(What to produce) Make an exact transcription of the material, leaving out all images.
++++ Material for this task
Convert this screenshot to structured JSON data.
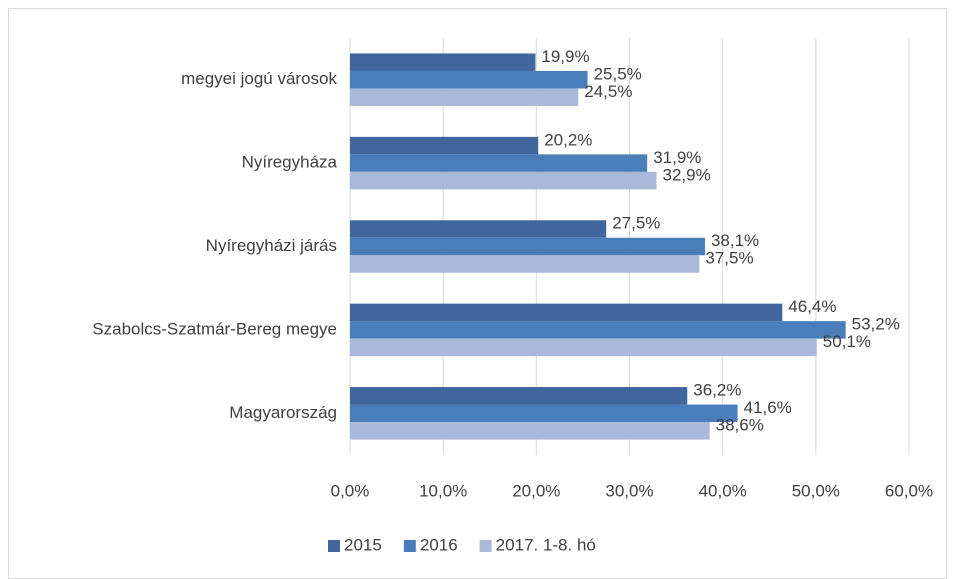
{
  "chart_data": {
    "type": "hbar",
    "categories": [
      "megyei jogú városok",
      "Nyíregyháza",
      "Nyíregyházi járás",
      "Szabolcs-Szatmár-Bereg megye",
      "Magyarország"
    ],
    "series": [
      {
        "name": "2015",
        "color": "#41669d",
        "values": [
          19.9,
          20.2,
          27.5,
          46.4,
          36.2
        ],
        "value_labels": [
          "19,9%",
          "20,2%",
          "27,5%",
          "46,4%",
          "36,2%"
        ]
      },
      {
        "name": "2016",
        "color": "#4a7ebb",
        "values": [
          25.5,
          31.9,
          38.1,
          53.2,
          41.6
        ],
        "value_labels": [
          "25,5%",
          "31,9%",
          "38,1%",
          "53,2%",
          "41,6%"
        ]
      },
      {
        "name": "2017. 1-8. hó",
        "color": "#a9b9d9",
        "values": [
          24.5,
          32.9,
          37.5,
          50.1,
          38.6
        ],
        "value_labels": [
          "24,5%",
          "32,9%",
          "37,5%",
          "50,1%",
          "38,6%"
        ]
      }
    ],
    "xlim": [
      0,
      60
    ],
    "xticks": [
      {
        "value": 0,
        "label": "0,0%"
      },
      {
        "value": 10,
        "label": "10,0%"
      },
      {
        "value": 20,
        "label": "20,0%"
      },
      {
        "value": 30,
        "label": "30,0%"
      },
      {
        "value": 40,
        "label": "40,0%"
      },
      {
        "value": 50,
        "label": "50,0%"
      },
      {
        "value": 60,
        "label": "60,0%"
      }
    ],
    "grid": true,
    "legend": "bottom"
  }
}
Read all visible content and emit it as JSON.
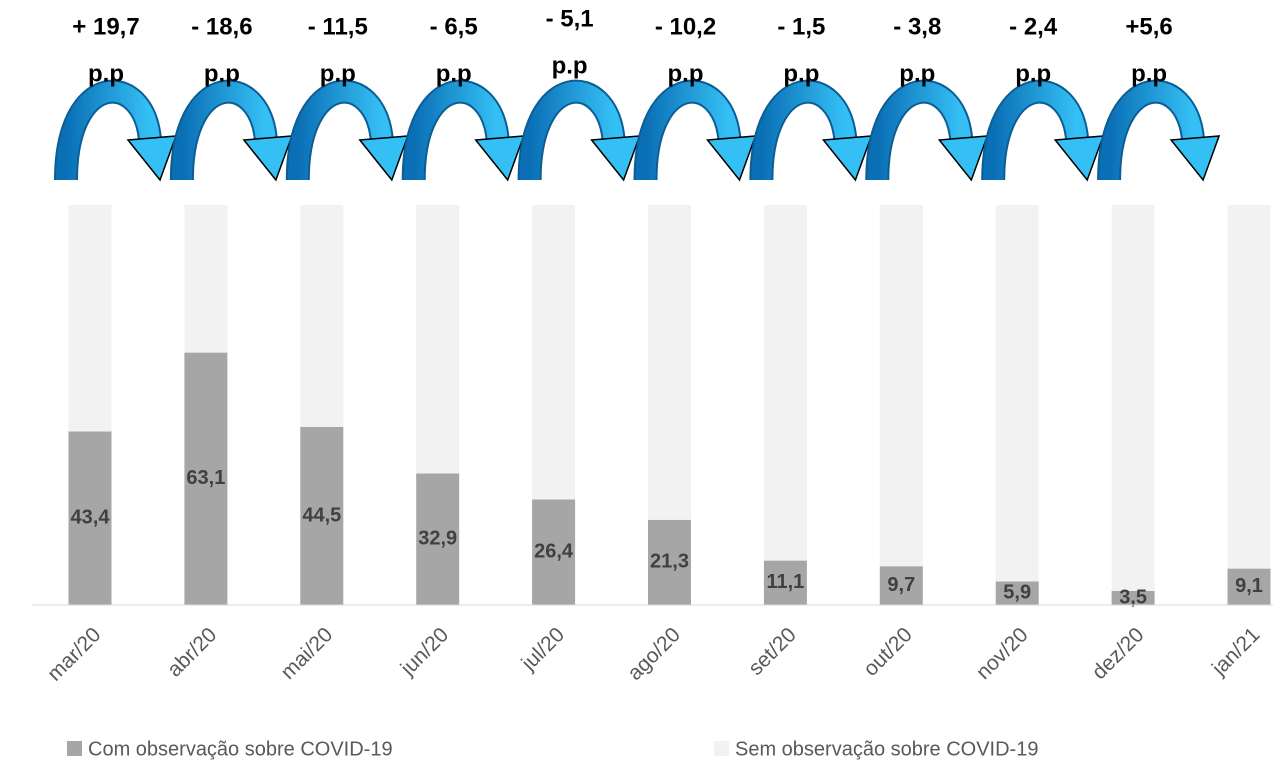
{
  "chart_data": {
    "type": "stacked_bar",
    "categories": [
      "mar/20",
      "abr/20",
      "mai/20",
      "jun/20",
      "jul/20",
      "ago/20",
      "set/20",
      "out/20",
      "nov/20",
      "dez/20",
      "jan/21"
    ],
    "series": [
      {
        "name": "Com observação sobre COVID-19",
        "color": "#a6a6a6",
        "values": [
          43.4,
          63.1,
          44.5,
          32.9,
          26.4,
          21.3,
          11.1,
          9.7,
          5.9,
          3.5,
          9.1
        ],
        "value_labels": [
          "43,4",
          "63,1",
          "44,5",
          "32,9",
          "26,4",
          "21,3",
          "11,1",
          "9,7",
          "5,9",
          "3,5",
          "9,1"
        ]
      },
      {
        "name": "Sem observação sobre COVID-19",
        "color": "#f2f2f2",
        "values": [
          56.6,
          36.9,
          55.5,
          67.1,
          73.6,
          78.7,
          88.9,
          90.3,
          94.1,
          96.5,
          90.9
        ]
      }
    ],
    "ylim": [
      0,
      100
    ],
    "annotations": [
      {
        "change": "+ 19,7",
        "unit": "p.p"
      },
      {
        "change": "- 18,6",
        "unit": "p.p"
      },
      {
        "change": "- 11,5",
        "unit": "p.p"
      },
      {
        "change": "- 6,5",
        "unit": "p.p"
      },
      {
        "change": "- 5,1",
        "unit": "p.p"
      },
      {
        "change": "- 10,2",
        "unit": "p.p"
      },
      {
        "change": "- 1,5",
        "unit": "p.p"
      },
      {
        "change": "- 3,8",
        "unit": "p.p"
      },
      {
        "change": "- 2,4",
        "unit": "p.p"
      },
      {
        "change": "+5,6",
        "unit": "p.p"
      }
    ],
    "legend": "bottom"
  }
}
++++++++
(Expected output)
Convert this screenshot to structured JSON data.
{
  "chart_data": {
    "type": "hbar",
    "categories": [
      "megyei jogú városok",
      "Nyíregyháza",
      "Nyíregyházi járás",
      "Szabolcs-Szatmár-Bereg megye",
      "Magyarország"
    ],
    "series": [
      {
        "name": "2015",
        "color": "#41669d",
        "values": [
          19.9,
          20.2,
          27.5,
          46.4,
          36.2
        ],
        "value_labels": [
          "19,9%",
          "20,2%",
          "27,5%",
          "46,4%",
          "36,2%"
        ]
      },
      {
        "name": "2016",
        "color": "#4a7ebb",
        "values": [
          25.5,
          31.9,
          38.1,
          53.2,
          41.6
        ],
        "value_labels": [
          "25,5%",
          "31,9%",
          "38,1%",
          "53,2%",
          "41,6%"
        ]
      },
      {
        "name": "2017. 1-8. hó",
        "color": "#a9b9d9",
        "values": [
          24.5,
          32.9,
          37.5,
          50.1,
          38.6
        ],
        "value_labels": [
          "24,5%",
          "32,9%",
          "37,5%",
          "50,1%",
          "38,6%"
        ]
      }
    ],
    "xlim": [
      0,
      60
    ],
    "xticks": [
      {
        "value": 0,
        "label": "0,0%"
      },
      {
        "value": 10,
        "label": "10,0%"
      },
      {
        "value": 20,
        "label": "20,0%"
      },
      {
        "value": 30,
        "label": "30,0%"
      },
      {
        "value": 40,
        "label": "40,0%"
      },
      {
        "value": 50,
        "label": "50,0%"
      },
      {
        "value": 60,
        "label": "60,0%"
      }
    ],
    "grid": true,
    "legend": "bottom"
  }
}
Read all visible content and emit it as JSON.
{
  "chart_data": {
    "type": "stacked_bar",
    "categories": [
      "mar/20",
      "abr/20",
      "mai/20",
      "jun/20",
      "jul/20",
      "ago/20",
      "set/20",
      "out/20",
      "nov/20",
      "dez/20",
      "jan/21"
    ],
    "series": [
      {
        "name": "Com observação sobre COVID-19",
        "color": "#a6a6a6",
        "values": [
          43.4,
          63.1,
          44.5,
          32.9,
          26.4,
          21.3,
          11.1,
          9.7,
          5.9,
          3.5,
          9.1
        ],
        "value_labels": [
          "43,4",
          "63,1",
          "44,5",
          "32,9",
          "26,4",
          "21,3",
          "11,1",
          "9,7",
          "5,9",
          "3,5",
          "9,1"
        ]
      },
      {
        "name": "Sem observação sobre COVID-19",
        "color": "#f2f2f2",
        "values": [
          56.6,
          36.9,
          55.5,
          67.1,
          73.6,
          78.7,
          88.9,
          90.3,
          94.1,
          96.5,
          90.9
        ]
      }
    ],
    "ylim": [
      0,
      100
    ],
    "annotations": [
      {
        "change": "+ 19,7",
        "unit": "p.p"
      },
      {
        "change": "- 18,6",
        "unit": "p.p"
      },
      {
        "change": "- 11,5",
        "unit": "p.p"
      },
      {
        "change": "- 6,5",
        "unit": "p.p"
      },
      {
        "change": "- 5,1",
        "unit": "p.p"
      },
      {
        "change": "- 10,2",
        "unit": "p.p"
      },
      {
        "change": "- 1,5",
        "unit": "p.p"
      },
      {
        "change": "- 3,8",
        "unit": "p.p"
      },
      {
        "change": "- 2,4",
        "unit": "p.p"
      },
      {
        "change": "+5,6",
        "unit": "p.p"
      }
    ],
    "legend": "bottom"
  }
}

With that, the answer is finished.